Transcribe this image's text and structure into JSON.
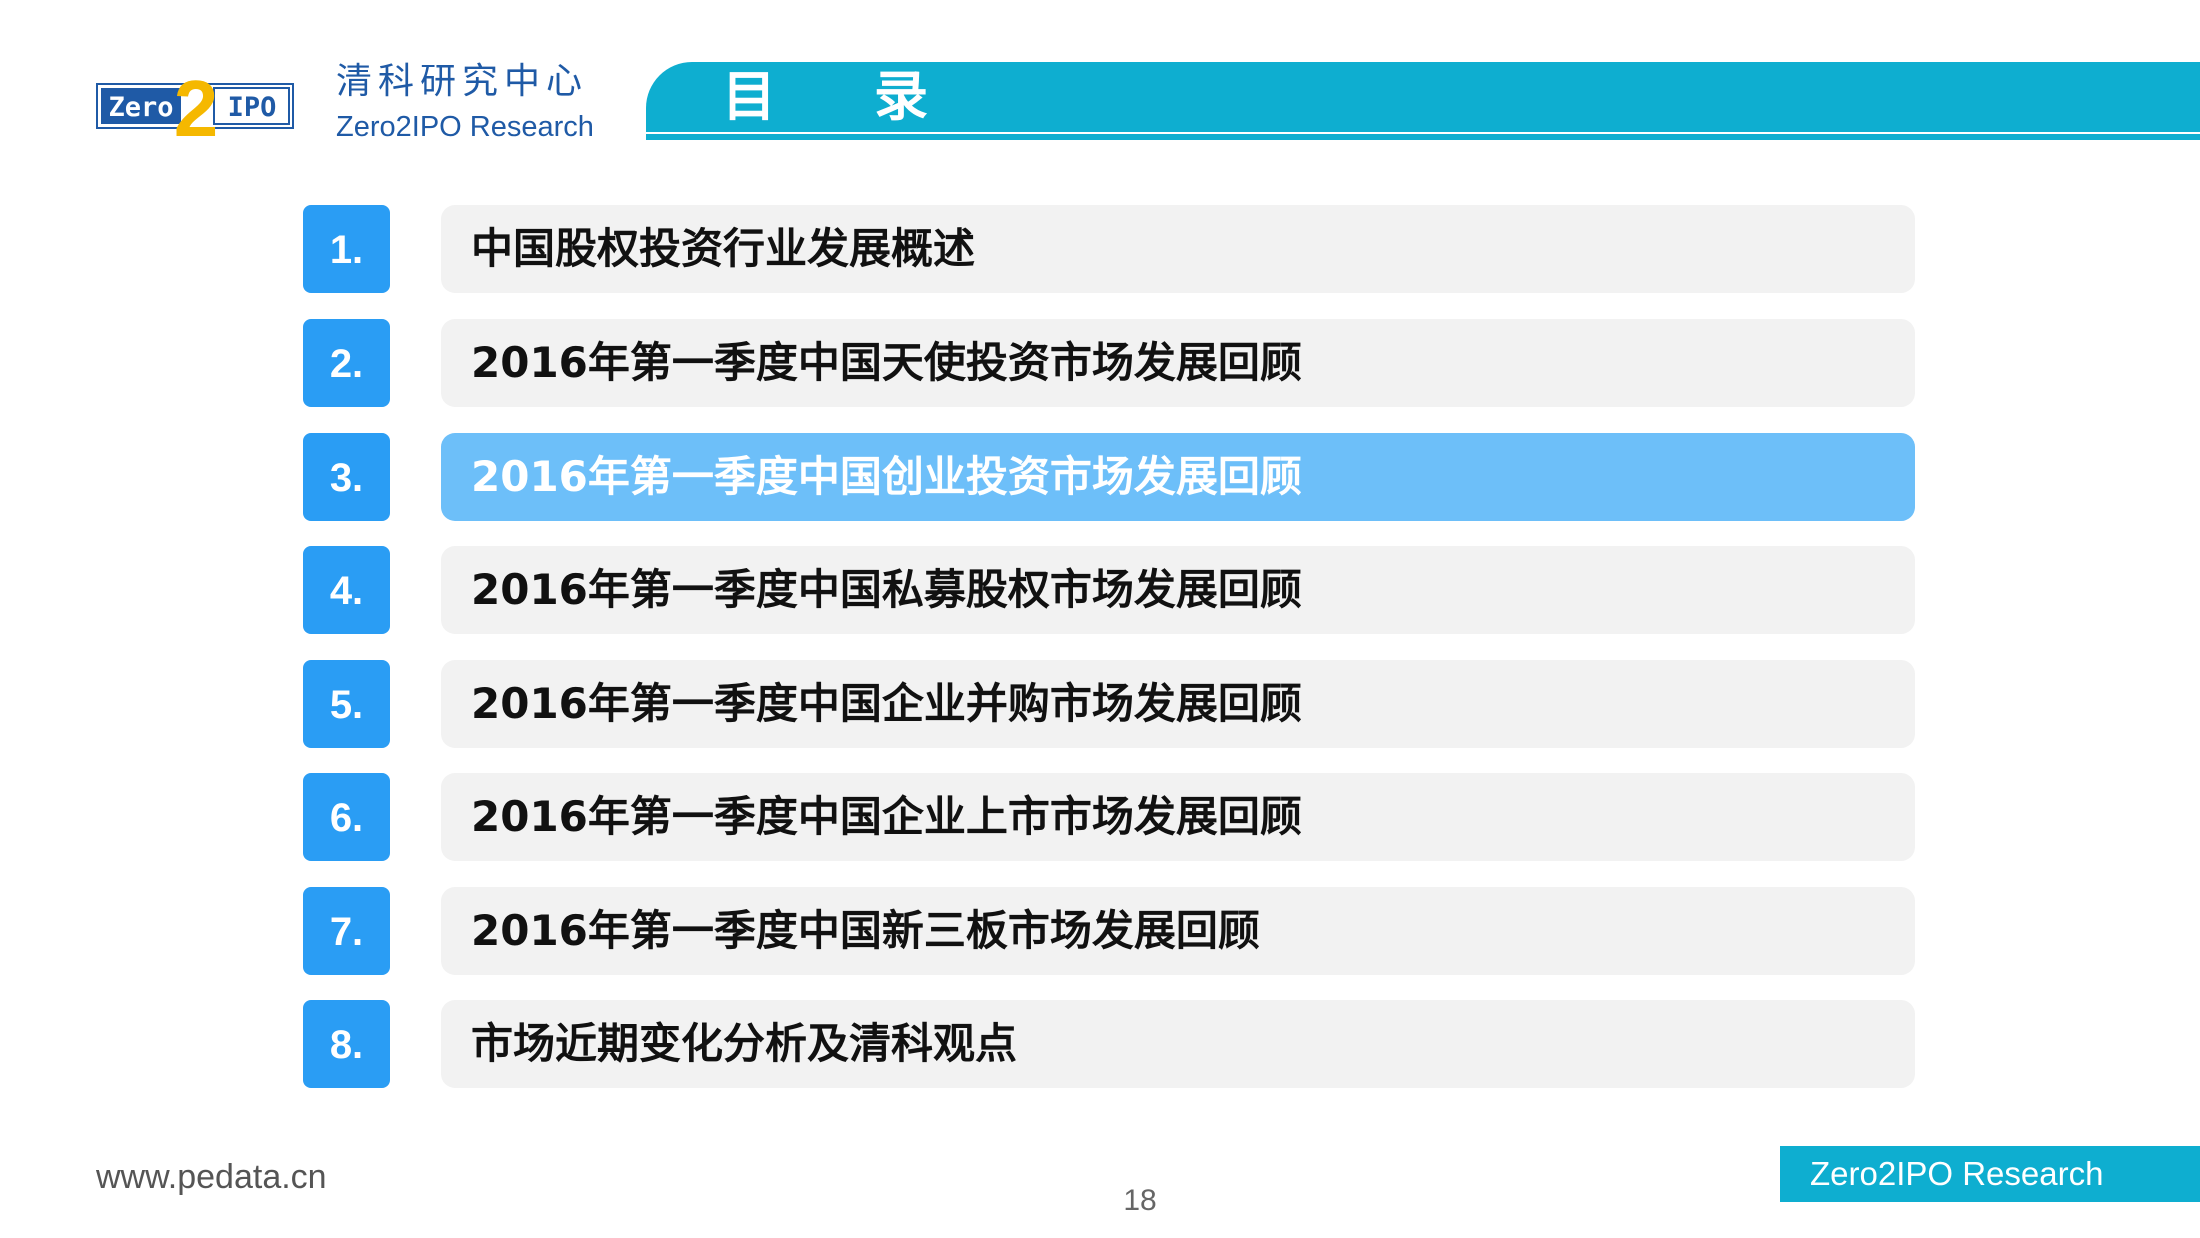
{
  "header": {
    "logo": {
      "left_text": "Zero",
      "numeral": "2",
      "right_text": "IPO",
      "colors": {
        "blue": "#1f5aa6",
        "gold": "#f5b800"
      }
    },
    "brand_cn": "清科研究中心",
    "brand_en": "Zero2IPO Research",
    "title": "目录"
  },
  "toc": {
    "items": [
      {
        "num": "1.",
        "label": "中国股权投资行业发展概述"
      },
      {
        "num": "2.",
        "label": "2016年第一季度中国天使投资市场发展回顾"
      },
      {
        "num": "3.",
        "label": "2016年第一季度中国创业投资市场发展回顾"
      },
      {
        "num": "4.",
        "label": "2016年第一季度中国私募股权市场发展回顾"
      },
      {
        "num": "5.",
        "label": "2016年第一季度中国企业并购市场发展回顾"
      },
      {
        "num": "6.",
        "label": "2016年第一季度中国企业上市市场发展回顾"
      },
      {
        "num": "7.",
        "label": "2016年第一季度中国新三板市场发展回顾"
      },
      {
        "num": "8.",
        "label": "市场近期变化分析及清科观点"
      }
    ],
    "active_index": 2
  },
  "footer": {
    "url": "www.pedata.cn",
    "page_number": "18",
    "brand": "Zero2IPO Research"
  },
  "colors": {
    "accent": "#0eaed0",
    "number_box": "#2a9df4",
    "active_bar": "#6dbff9",
    "bar": "#f2f2f2"
  }
}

### WHAT YOU NEED TO DO
Pick out all lines containing the string "Research".

### OUTPUT FOR THIS TASK
    "brand_en": "Zero2IPO Research",
    "brand": "Zero2IPO Research"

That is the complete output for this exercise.